MATERIAL SUPPLIED.
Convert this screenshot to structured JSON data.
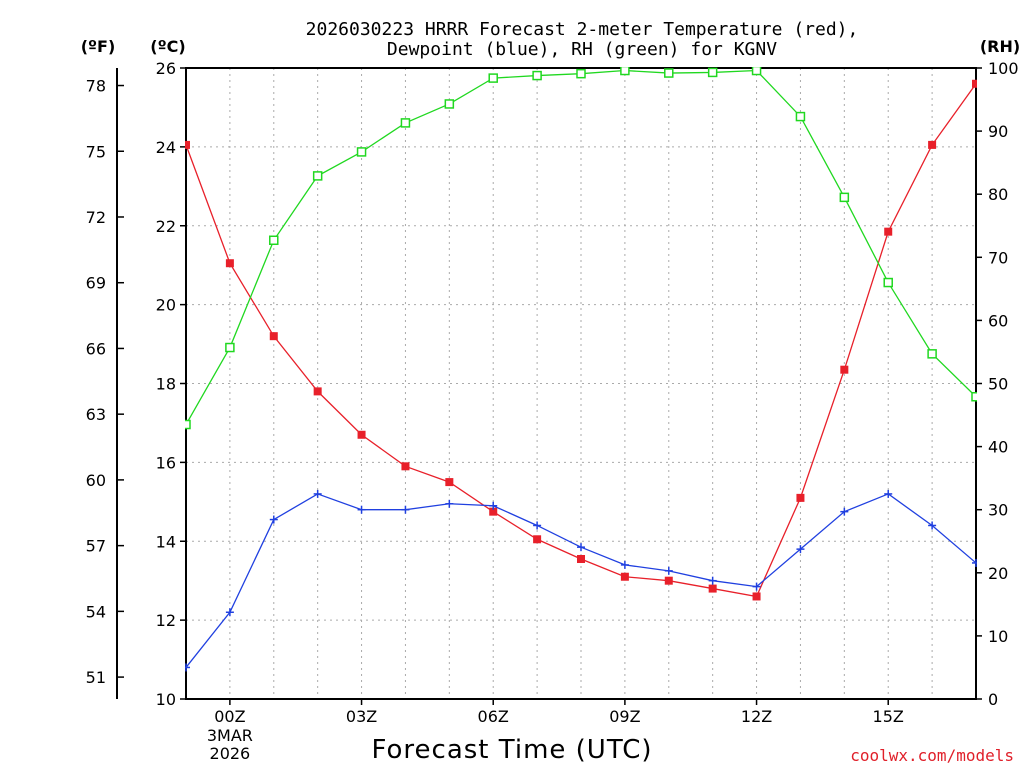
{
  "chart_data": {
    "type": "line",
    "title_line1": "2026030223 HRRR Forecast 2-meter Temperature (red),",
    "title_line2": "Dewpoint (blue), RH (green) for KGNV",
    "xlabel": "Forecast Time (UTC)",
    "credit": "coolwx.com/models",
    "units": {
      "f": "(ºF)",
      "c": "(ºC)",
      "rh": "(RH)"
    },
    "x_hours": [
      -1,
      0,
      1,
      2,
      3,
      4,
      5,
      6,
      7,
      8,
      9,
      10,
      11,
      12,
      13,
      14,
      15,
      16,
      17
    ],
    "xlim": [
      -1,
      17
    ],
    "x_ticks": [
      {
        "hour": 0,
        "label": "00Z",
        "date": "3MAR",
        "year": "2026"
      },
      {
        "hour": 3,
        "label": "03Z"
      },
      {
        "hour": 6,
        "label": "06Z"
      },
      {
        "hour": 9,
        "label": "09Z"
      },
      {
        "hour": 12,
        "label": "12Z"
      },
      {
        "hour": 15,
        "label": "15Z"
      }
    ],
    "y_c": {
      "lim": [
        10,
        26
      ],
      "ticks": [
        "10",
        "12",
        "14",
        "16",
        "18",
        "20",
        "22",
        "24",
        "26"
      ]
    },
    "y_f": {
      "ticks": [
        "51",
        "54",
        "57",
        "60",
        "63",
        "66",
        "69",
        "72",
        "75",
        "78"
      ]
    },
    "y_rh": {
      "lim": [
        0,
        100
      ],
      "ticks": [
        "0",
        "10",
        "20",
        "30",
        "40",
        "50",
        "60",
        "70",
        "80",
        "90",
        "100"
      ]
    },
    "series": [
      {
        "name": "Temperature",
        "axis": "c",
        "color": "#e8202a",
        "marker": "filled-square",
        "values": [
          24.05,
          21.05,
          19.2,
          17.8,
          16.7,
          15.9,
          15.5,
          14.75,
          14.05,
          13.55,
          13.1,
          13.0,
          12.8,
          12.6,
          15.1,
          18.35,
          21.85,
          24.05,
          25.6
        ]
      },
      {
        "name": "Dewpoint",
        "axis": "c",
        "color": "#2040e0",
        "marker": "plus",
        "values": [
          10.8,
          12.2,
          14.55,
          15.2,
          14.8,
          14.8,
          14.95,
          14.9,
          14.4,
          13.85,
          13.4,
          13.25,
          13.0,
          12.85,
          13.8,
          14.75,
          15.2,
          14.4,
          13.45
        ]
      },
      {
        "name": "RH",
        "axis": "rh",
        "color": "#20d820",
        "marker": "open-square",
        "values": [
          43.5,
          55.7,
          72.7,
          82.9,
          86.7,
          91.3,
          94.3,
          98.4,
          98.8,
          99.1,
          99.6,
          99.2,
          99.3,
          99.6,
          92.3,
          79.5,
          66.0,
          54.7,
          47.9
        ]
      }
    ],
    "grid": true
  }
}
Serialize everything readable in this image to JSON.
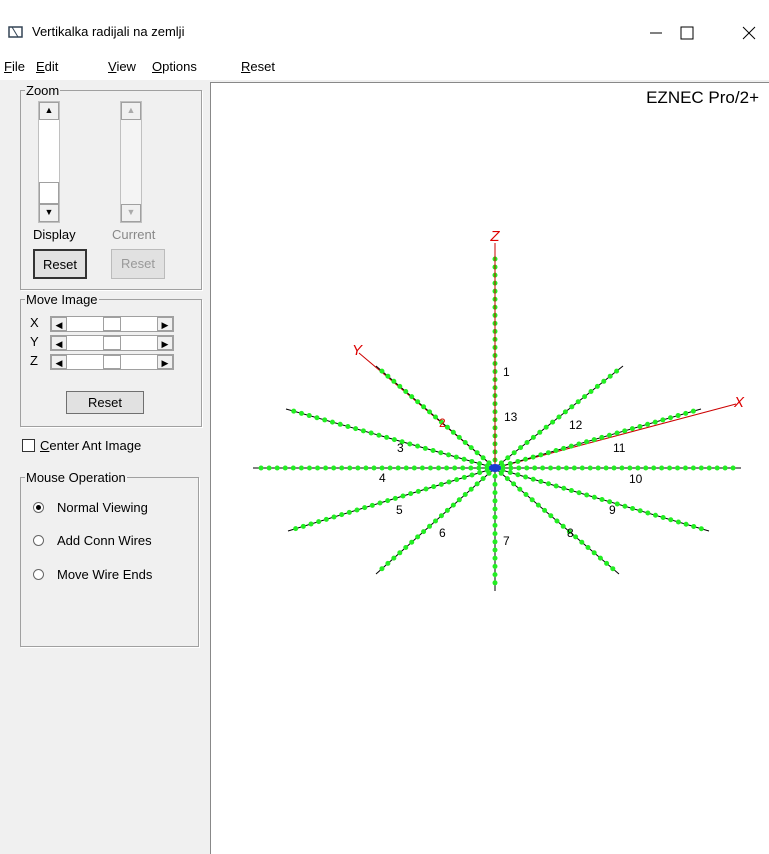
{
  "window": {
    "title": "Vertikalka radijali na zemlji"
  },
  "menu": [
    "File",
    "Edit",
    "View",
    "Options",
    "Reset"
  ],
  "zoom": {
    "title": "Zoom",
    "display": "Display",
    "current": "Current",
    "reset_display": "Reset",
    "reset_current": "Reset"
  },
  "move_image": {
    "title": "Move Image",
    "axes": [
      "X",
      "Y",
      "Z"
    ],
    "reset": "Reset"
  },
  "center_ant_image": "Center Ant Image",
  "mouse_operation": {
    "title": "Mouse Operation",
    "options": [
      "Normal Viewing",
      "Add Conn Wires",
      "Move Wire Ends"
    ]
  },
  "canvas": {
    "brand": "EZNEC Pro/2+",
    "axes": [
      "Z",
      "Y",
      "X"
    ],
    "wire_labels": [
      "1",
      "2",
      "3",
      "4",
      "5",
      "6",
      "7",
      "8",
      "9",
      "10",
      "11",
      "12",
      "13"
    ]
  }
}
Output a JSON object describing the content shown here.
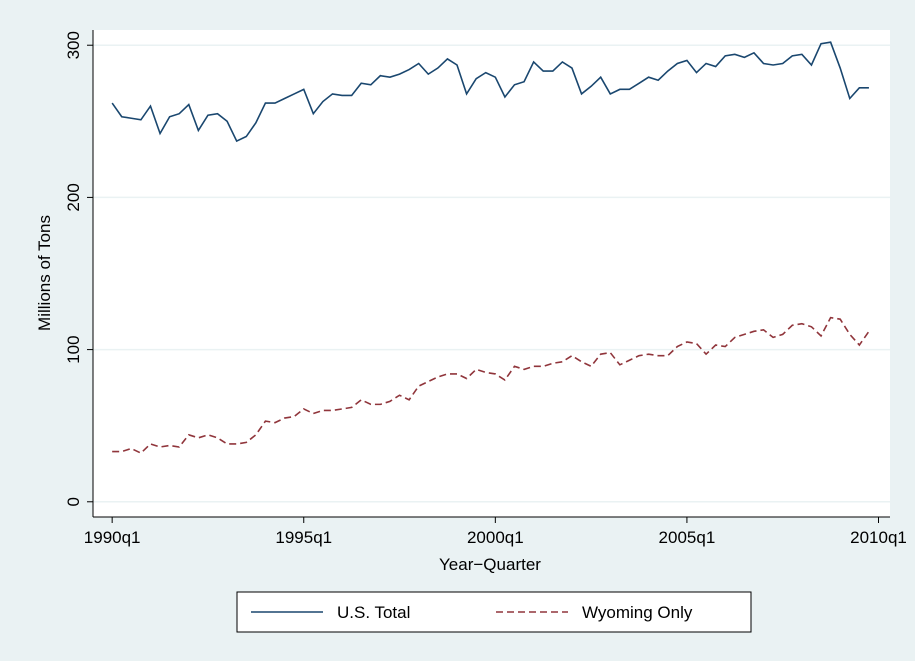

AIM.
Without including any pictures, reproduce the listing exactly.

THE RESPONSE.
Convert this screenshot to structured JSON data.
{
  "chart_data": {
    "type": "line",
    "title_line1": "2026030223 HRRR Forecast 2-meter Temperature (red),",
    "title_line2": "Dewpoint (blue), RH (green) for KGNV",
    "xlabel": "Forecast Time (UTC)",
    "credit": "coolwx.com/models",
    "units": {
      "f": "(ºF)",
      "c": "(ºC)",
      "rh": "(RH)"
    },
    "x_hours": [
      -1,
      0,
      1,
      2,
      3,
      4,
      5,
      6,
      7,
      8,
      9,
      10,
      11,
      12,
      13,
      14,
      15,
      16,
      17
    ],
    "xlim": [
      -1,
      17
    ],
    "x_ticks": [
      {
        "hour": 0,
        "label": "00Z",
        "date": "3MAR",
        "year": "2026"
      },
      {
        "hour": 3,
        "label": "03Z"
      },
      {
        "hour": 6,
        "label": "06Z"
      },
      {
        "hour": 9,
        "label": "09Z"
      },
      {
        "hour": 12,
        "label": "12Z"
      },
      {
        "hour": 15,
        "label": "15Z"
      }
    ],
    "y_c": {
      "lim": [
        10,
        26
      ],
      "ticks": [
        "10",
        "12",
        "14",
        "16",
        "18",
        "20",
        "22",
        "24",
        "26"
      ]
    },
    "y_f": {
      "ticks": [
        "51",
        "54",
        "57",
        "60",
        "63",
        "66",
        "69",
        "72",
        "75",
        "78"
      ]
    },
    "y_rh": {
      "lim": [
        0,
        100
      ],
      "ticks": [
        "0",
        "10",
        "20",
        "30",
        "40",
        "50",
        "60",
        "70",
        "80",
        "90",
        "100"
      ]
    },
    "series": [
      {
        "name": "Temperature",
        "axis": "c",
        "color": "#e8202a",
        "marker": "filled-square",
        "values": [
          24.05,
          21.05,
          19.2,
          17.8,
          16.7,
          15.9,
          15.5,
          14.75,
          14.05,
          13.55,
          13.1,
          13.0,
          12.8,
          12.6,
          15.1,
          18.35,
          21.85,
          24.05,
          25.6
        ]
      },
      {
        "name": "Dewpoint",
        "axis": "c",
        "color": "#2040e0",
        "marker": "plus",
        "values": [
          10.8,
          12.2,
          14.55,
          15.2,
          14.8,
          14.8,
          14.95,
          14.9,
          14.4,
          13.85,
          13.4,
          13.25,
          13.0,
          12.85,
          13.8,
          14.75,
          15.2,
          14.4,
          13.45
        ]
      },
      {
        "name": "RH",
        "axis": "rh",
        "color": "#20d820",
        "marker": "open-square",
        "values": [
          43.5,
          55.7,
          72.7,
          82.9,
          86.7,
          91.3,
          94.3,
          98.4,
          98.8,
          99.1,
          99.6,
          99.2,
          99.3,
          99.6,
          92.3,
          79.5,
          66.0,
          54.7,
          47.9
        ]
      }
    ],
    "grid": true
  }
}
Serialize everything readable in this image to JSON.
{
  "window": {
    "title": "Vertikalka radijali na zemlji"
  },
  "menu": [
    "File",
    "Edit",
    "View",
    "Options",
    "Reset"
  ],
  "zoom": {
    "title": "Zoom",
    "display": "Display",
    "current": "Current",
    "reset_display": "Reset",
    "reset_current": "Reset"
  },
  "move_image": {
    "title": "Move Image",
    "axes": [
      "X",
      "Y",
      "Z"
    ],
    "reset": "Reset"
  },
  "center_ant_image": "Center Ant Image",
  "mouse_operation": {
    "title": "Mouse Operation",
    "options": [
      "Normal Viewing",
      "Add Conn Wires",
      "Move Wire Ends"
    ]
  },
  "canvas": {
    "brand": "EZNEC Pro/2+",
    "axes": [
      "Z",
      "Y",
      "X"
    ],
    "wire_labels": [
      "1",
      "2",
      "3",
      "4",
      "5",
      "6",
      "7",
      "8",
      "9",
      "10",
      "11",
      "12",
      "13"
    ]
  }
}
Output a JSON object describing the content shown here.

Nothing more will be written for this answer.